Start of SOURCE EXCERPT

Nonmember, Static Member, and Global Functions
Prefer nonmember functions within a namespace or static member functions to global functions; use completely global functions rarely.
Pros:
Nonmember and static member functions can be useful in some situations. Putting nonmember functions in a namespace avoids polluting the global namespace.
Cons:
Nonmember and static member functions may make more sense as members of a new class, especially if they access external resources or have significant dependencies.
Decision:
Sometimes it is useful, or even necessary, to define a function not bound to a class instance. Such a function can be either a static member or a nonmember function. Nonmember functions should not depend on external variables, and should nearly always exist in a namespace. Rather than creating classes only to group static member functions which do not share static data, use namespaces instead.
Functions defined in the same compilation unit as production classes may introduce unnecessary coupling and link-time dependencies when directly called from other compilation units; static member functions are particularly susceptible to this. Consider extracting a new class, or placing the functions in a namespace possibly in a separate library.
If you must define a nonmember function and it is only needed in its .cpp file, use an unnamed namespace or static linkage (eg static int Foo() {...}) to limit its scope.
Local Variables
Place a function's variables in the narrowest scope possible, and initialize variables in the declaration.
C++ allows you to declare variables anywhere in a function. We encourage you to declare them in as local a scope as possible, and as close to the first use as possible. This makes it easier for the reader to find the declaration and see what type the variable is and what it was initialized to. In particular, initialization should be used instead of declaration and assignment, e.g.
int i; i = f(); // Bad -- initialization separate from declaration.
int j = g(); // Good -- declaration has initialization.
Note that vc and gcc implements for (int i = 0; i < 10; ++ i) correctly (the scope of i is only the scope of the for loop), so you can then reuse i in another for loop in the same scope. It also correctly scopes declarations in if and while statements, e.g.
while (const char* p = strchr(str, '/')) { str = p + 1; }
There is one caveat: if the variable is an object, its constructor is invoked every time it enters scope and is created, and its destructor is invoked every time it goes out of scope.
// Inefficient implementation: for (int i = 0; i < 1000000; ++ i) { Foo f; // My ctor and dtor get called 1000000 times each. f.DoSomething(i); }
It may be more efficient to declare such a variable used in a loop outside that loop:
Foo f; // My ctor and dtor get called once each. for (int i = 0; i < 1000000; ++ i) { f.DoSomething(i); }
Static and Global Variables
Static or global variables of class type are forbidden: they cause hard-to-find bugs due to indeterminate order of construction and destruction. On some platform, (e.g. Android), a global variables with constructor crashes all the time.
Objects with static storage duration, including global variables, static variables, static class member variables, and function static variables, must be Plain Old Data (POD): only ints, chars, floats, or pointers, or arrays/structs of POD.
The order in which class constructors and initializers for static variables are called is only partially specified in C++ and can even change from build to build, which can cause bugs that are difficult to find. Therefore in addition to banning globals of class type, we do not allow static POD variables to be initialized with the result of a function, unless that function (such as getenv(), or getpid()) does not itself depend on any other globals.

End of SOURCE EXCERPT
Start of DATA EXTRACT

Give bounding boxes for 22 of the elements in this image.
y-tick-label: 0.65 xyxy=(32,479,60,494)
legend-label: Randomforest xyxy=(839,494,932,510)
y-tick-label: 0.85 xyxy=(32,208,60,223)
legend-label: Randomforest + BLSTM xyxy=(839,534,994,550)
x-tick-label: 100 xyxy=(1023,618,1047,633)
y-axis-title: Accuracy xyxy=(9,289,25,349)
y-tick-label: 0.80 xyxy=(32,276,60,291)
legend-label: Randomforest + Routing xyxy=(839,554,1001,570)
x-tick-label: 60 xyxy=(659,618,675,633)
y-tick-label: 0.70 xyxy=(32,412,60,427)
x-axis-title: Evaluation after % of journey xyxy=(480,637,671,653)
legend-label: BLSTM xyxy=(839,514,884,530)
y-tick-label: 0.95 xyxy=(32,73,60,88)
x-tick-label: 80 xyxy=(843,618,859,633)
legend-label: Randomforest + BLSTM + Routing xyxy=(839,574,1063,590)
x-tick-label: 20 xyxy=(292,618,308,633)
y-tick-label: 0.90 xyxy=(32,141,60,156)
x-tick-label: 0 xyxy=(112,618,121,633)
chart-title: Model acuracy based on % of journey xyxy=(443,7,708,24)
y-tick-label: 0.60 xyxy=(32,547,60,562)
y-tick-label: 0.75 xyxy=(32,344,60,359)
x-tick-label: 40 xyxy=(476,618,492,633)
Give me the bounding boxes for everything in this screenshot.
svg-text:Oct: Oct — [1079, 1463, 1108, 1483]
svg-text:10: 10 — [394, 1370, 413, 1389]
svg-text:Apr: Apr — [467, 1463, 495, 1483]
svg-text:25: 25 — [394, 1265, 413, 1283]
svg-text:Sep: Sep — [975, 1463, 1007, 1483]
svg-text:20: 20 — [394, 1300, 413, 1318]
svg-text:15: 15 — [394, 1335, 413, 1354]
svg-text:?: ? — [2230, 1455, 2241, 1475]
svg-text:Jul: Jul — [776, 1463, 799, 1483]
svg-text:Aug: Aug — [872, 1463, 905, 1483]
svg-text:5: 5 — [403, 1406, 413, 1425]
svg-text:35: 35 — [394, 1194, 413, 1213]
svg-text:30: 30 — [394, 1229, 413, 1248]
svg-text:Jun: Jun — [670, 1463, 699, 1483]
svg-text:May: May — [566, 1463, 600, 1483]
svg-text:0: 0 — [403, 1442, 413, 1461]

End of DATA EXTRACT

DIRECTIVES:
• a. Which kinds of objects with static storage duration does the coding guidelines excerpt name?
• b. Reproduce verbatim the passage of the coding guidelines excerpt that begins with the words containing "Objects with static" and ends with "arrays/structs of POD.".

RESULTS FOR EACH TASK:
• a.
- Global variables
- Static variables
- Static class member variables
- Function static variables

• b.
Objects with static storage duration, including global variables, static variables, static class member variables, and function static variables, must be Plain Old Data (POD): only ints, chars, floats, or pointers, or arrays/structs of POD.